- Stored data
(begin)
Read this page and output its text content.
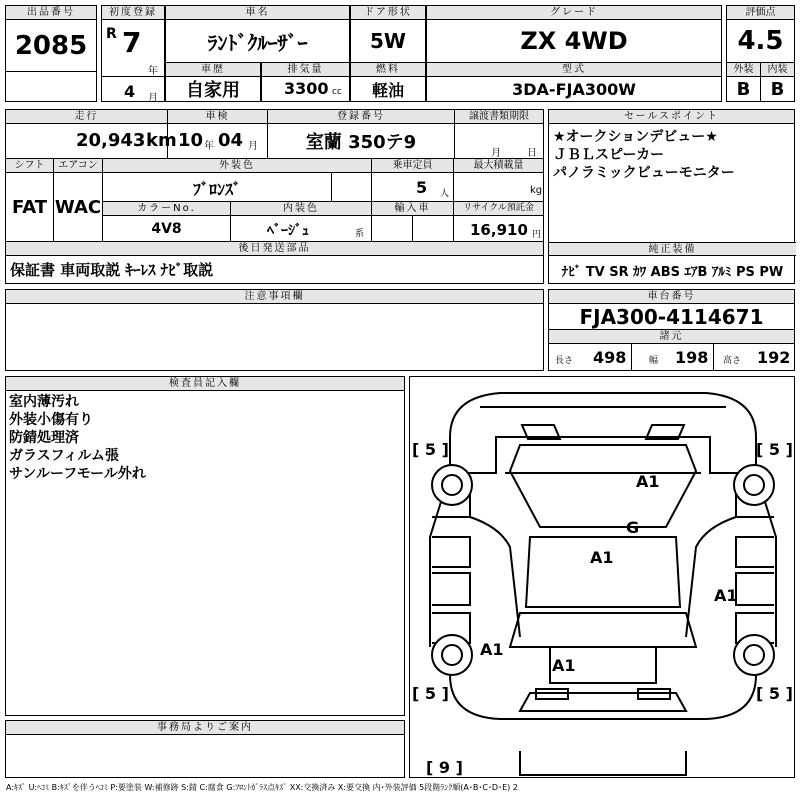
出品番号
2085
初度登録
R 7
年
4 月
車名
ﾗﾝﾄﾞｸﾙｰｻﾞｰ
ドア形状
5W
グレード
ZX 4WD
評価点
4.5
車歴
自家用
排気量
3300 cc
燃料
軽油
型式
3DA-FJA300W
外装
B
内装
B
走行
20,943 km
車検
10 年 04 月
登録番号
室蘭 350テ9
譲渡書類期限
月	日
セールスポイント
★オークションデビュー★
ＪＢＬスピーカー
パノラミックビューモニター
純正装備
ﾅﾋﾞ TV SR ｶﾜ ABS ｴｱB ｱﾙﾐ PS PW
シフト
FAT
エアコン
WAC
外装色
ﾌﾞﾛﾝｽﾞ
乗車定員
5 人
最大積載量
kg
カラーNo.
4V8
内装色
ﾍﾞｰｼﾞｭ	系
輸入車	リサイクル預託金
16,910 円
後日発送部品
保証書 車両取説 ｷｰﾚｽ ﾅﾋﾞ取説
注意事項欄	車台番号
FJA300-4114671
諸元
長さ 498	幅 198 高さ 192
検査員記入欄
室内薄汚れ
外装小傷有り
防錆処理済
ガラスフィルム張
サンルーフモール外れ
事務局よりご案内
[ 5 ]	[ 5 ]
[ 5 ]	[ 5 ]
[ 9 ]
A1
G
A1
A1
A1
A1
A:ｷｽﾞ U:ﾍｺﾐ B:ｷｽﾞを伴うﾍｺﾐ P:要塗装 W:補修跡 S:錆 C:腐食 G:ﾌﾛﾝﾄｶﾞﾗｽ点ｷｽﾞ XX:交換済み X:要交換 内･外装評価 5段階ﾗﾝｸ順(A･B･C･D･E) 2
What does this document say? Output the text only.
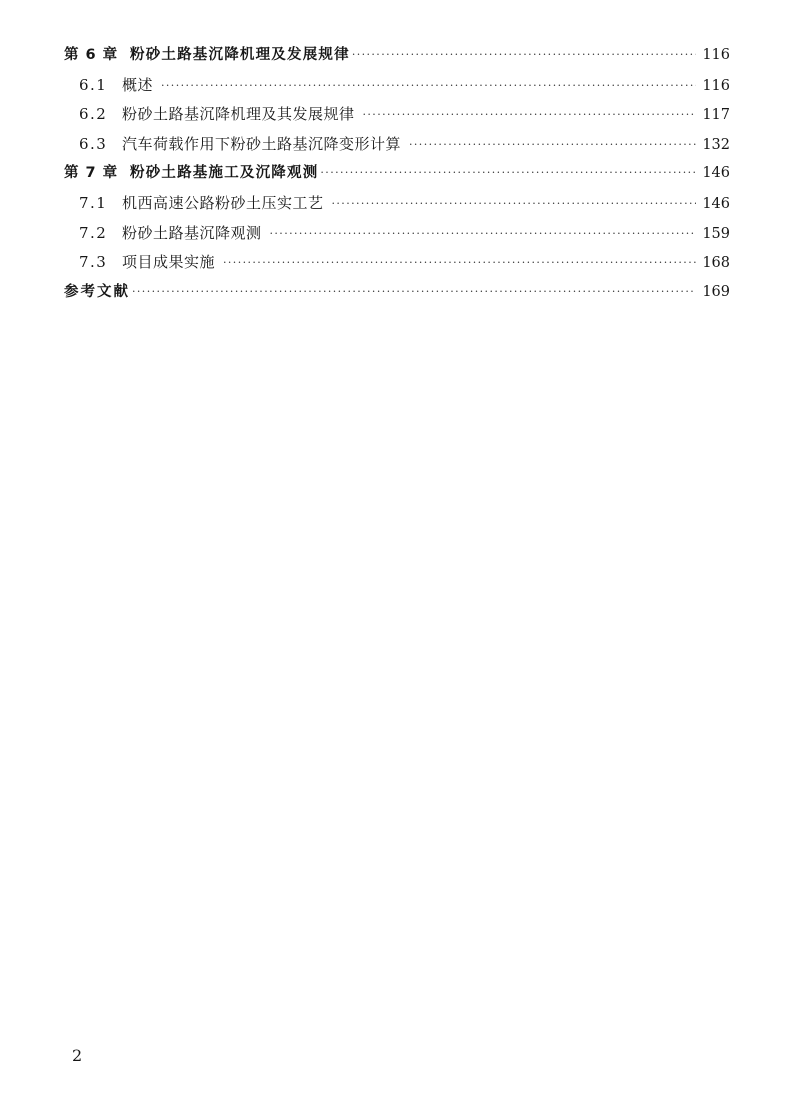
第 6 章 粉砂土路基沉降机理及发展规律 ·····	116
6.1 概述 ·····	116
6.2 粉砂土路基沉降机理及其发展规律 ·····	117
6.3 汽车荷载作用下粉砂土路基沉降变形计算 ·····	132
第 7 章 粉砂土路基施工及沉降观测 ·····	146
7.1 机西高速公路粉砂土压实工艺 ·····	146
7.2 粉砂土路基沉降观测 ·····	159
7.3 项目成果实施 ·····	168
参考文献 ·····	169
2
(end)
- Your task
Go through the records above and copy every line with the word "this".

- The result
Read this page and output its text content.
What does this document say? Output the text only.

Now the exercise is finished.